Would you transcribe the listing that follows, character for character, and omit its images?

* begin RECORD EXCERPTS *

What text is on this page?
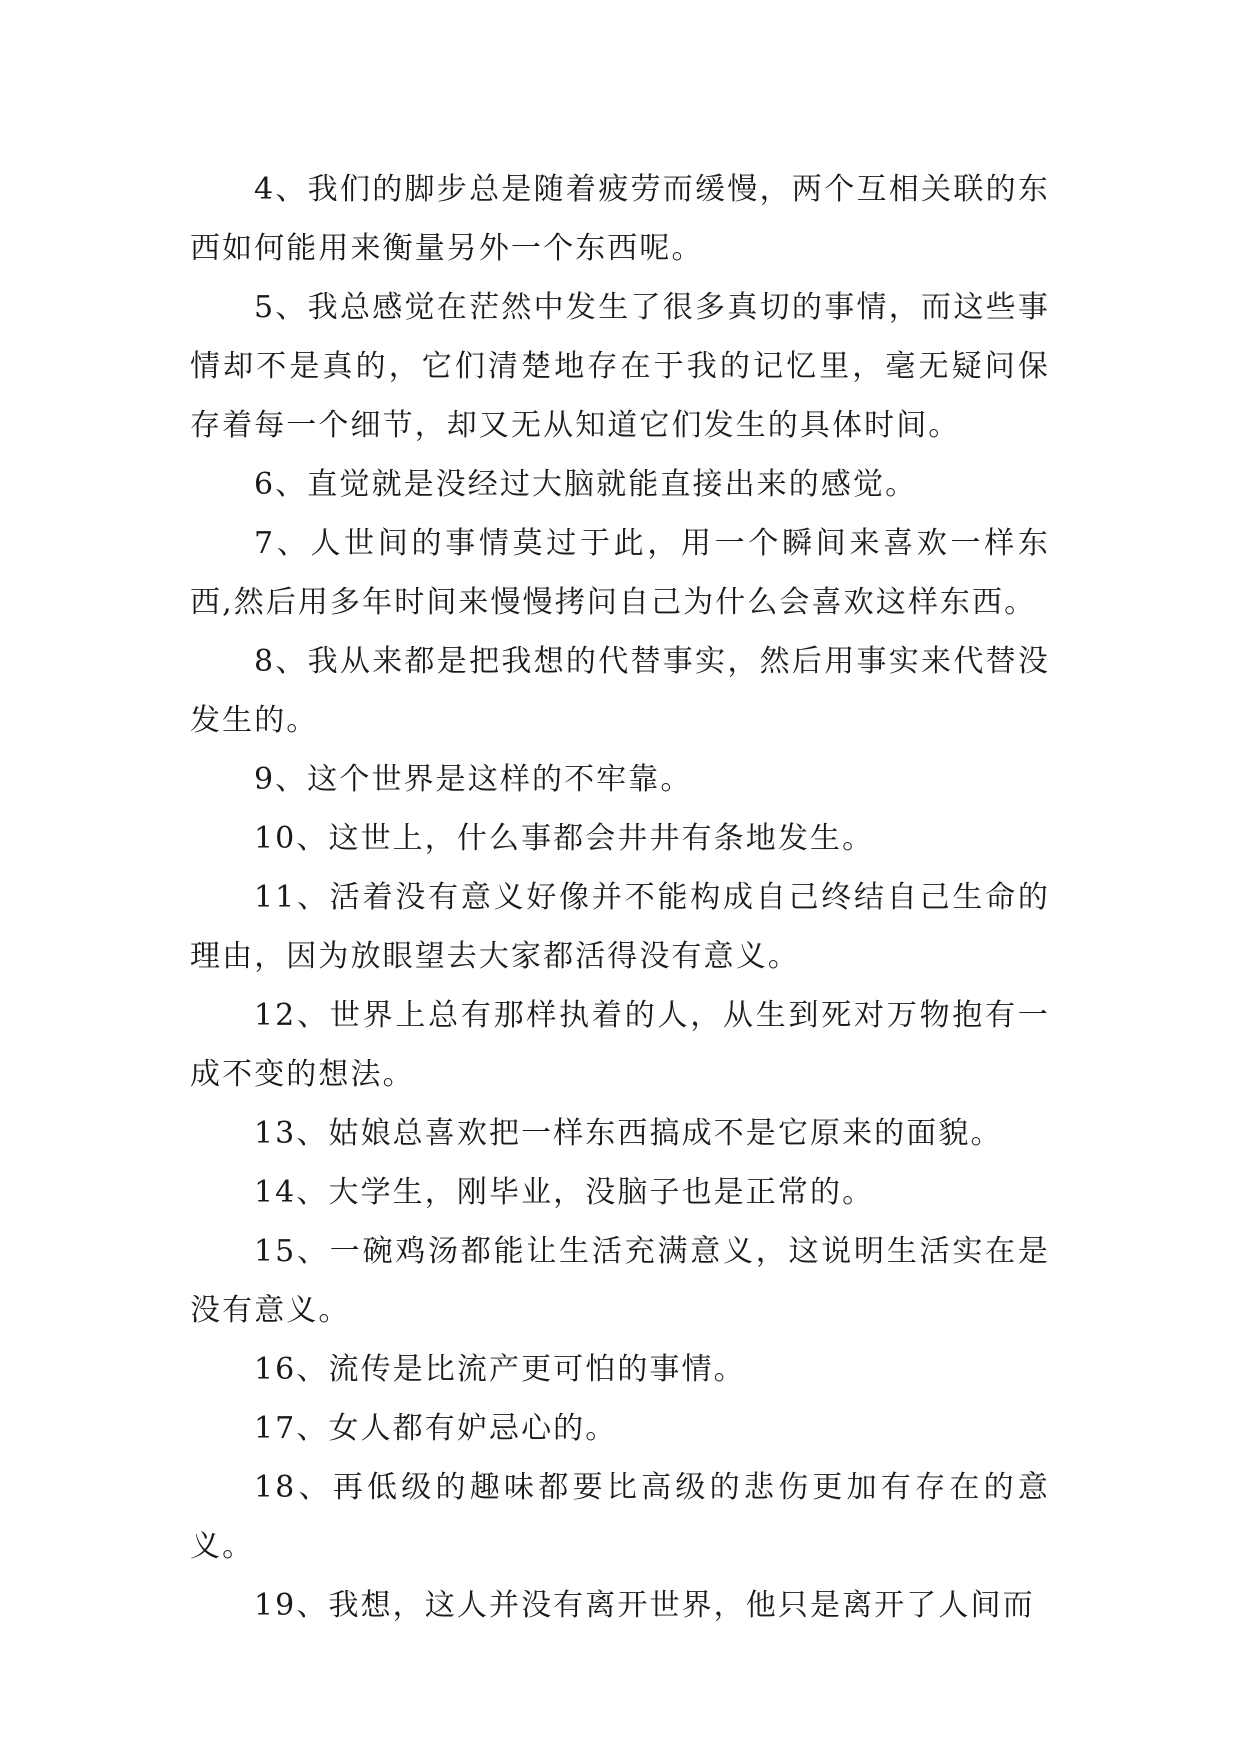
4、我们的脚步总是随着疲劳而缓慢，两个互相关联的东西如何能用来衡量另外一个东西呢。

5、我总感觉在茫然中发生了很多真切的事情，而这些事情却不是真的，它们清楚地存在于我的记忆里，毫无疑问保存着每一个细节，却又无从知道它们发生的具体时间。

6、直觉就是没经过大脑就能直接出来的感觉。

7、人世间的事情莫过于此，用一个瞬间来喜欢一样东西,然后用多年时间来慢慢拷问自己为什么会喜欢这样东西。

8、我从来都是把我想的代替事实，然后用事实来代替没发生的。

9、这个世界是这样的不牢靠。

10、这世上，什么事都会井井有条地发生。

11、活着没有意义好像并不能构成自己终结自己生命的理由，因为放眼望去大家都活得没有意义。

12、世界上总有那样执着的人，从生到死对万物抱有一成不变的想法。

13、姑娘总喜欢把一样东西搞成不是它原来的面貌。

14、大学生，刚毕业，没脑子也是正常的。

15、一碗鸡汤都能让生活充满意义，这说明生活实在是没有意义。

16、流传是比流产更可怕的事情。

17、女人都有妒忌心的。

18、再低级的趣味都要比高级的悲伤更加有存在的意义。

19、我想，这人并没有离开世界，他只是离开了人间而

* end RECORD EXCERPTS *

> EXERCISE RESULT
What text is on this page?
4、我们的脚步总是随着疲劳而缓慢，两个互相关联的东西如何能用来衡量另外一个东西呢。

5、我总感觉在茫然中发生了很多真切的事情，而这些事情却不是真的，它们清楚地存在于我的记忆里，毫无疑问保存着每一个细节，却又无从知道它们发生的具体时间。

6、直觉就是没经过大脑就能直接出来的感觉。

7、人世间的事情莫过于此，用一个瞬间来喜欢一样东西,然后用多年时间来慢慢拷问自己为什么会喜欢这样东西。

8、我从来都是把我想的代替事实，然后用事实来代替没发生的。

9、这个世界是这样的不牢靠。

10、这世上，什么事都会井井有条地发生。

11、活着没有意义好像并不能构成自己终结自己生命的理由，因为放眼望去大家都活得没有意义。

12、世界上总有那样执着的人，从生到死对万物抱有一成不变的想法。

13、姑娘总喜欢把一样东西搞成不是它原来的面貌。

14、大学生，刚毕业，没脑子也是正常的。

15、一碗鸡汤都能让生活充满意义，这说明生活实在是没有意义。

16、流传是比流产更可怕的事情。

17、女人都有妒忌心的。

18、再低级的趣味都要比高级的悲伤更加有存在的意义。

19、我想，这人并没有离开世界，他只是离开了人间而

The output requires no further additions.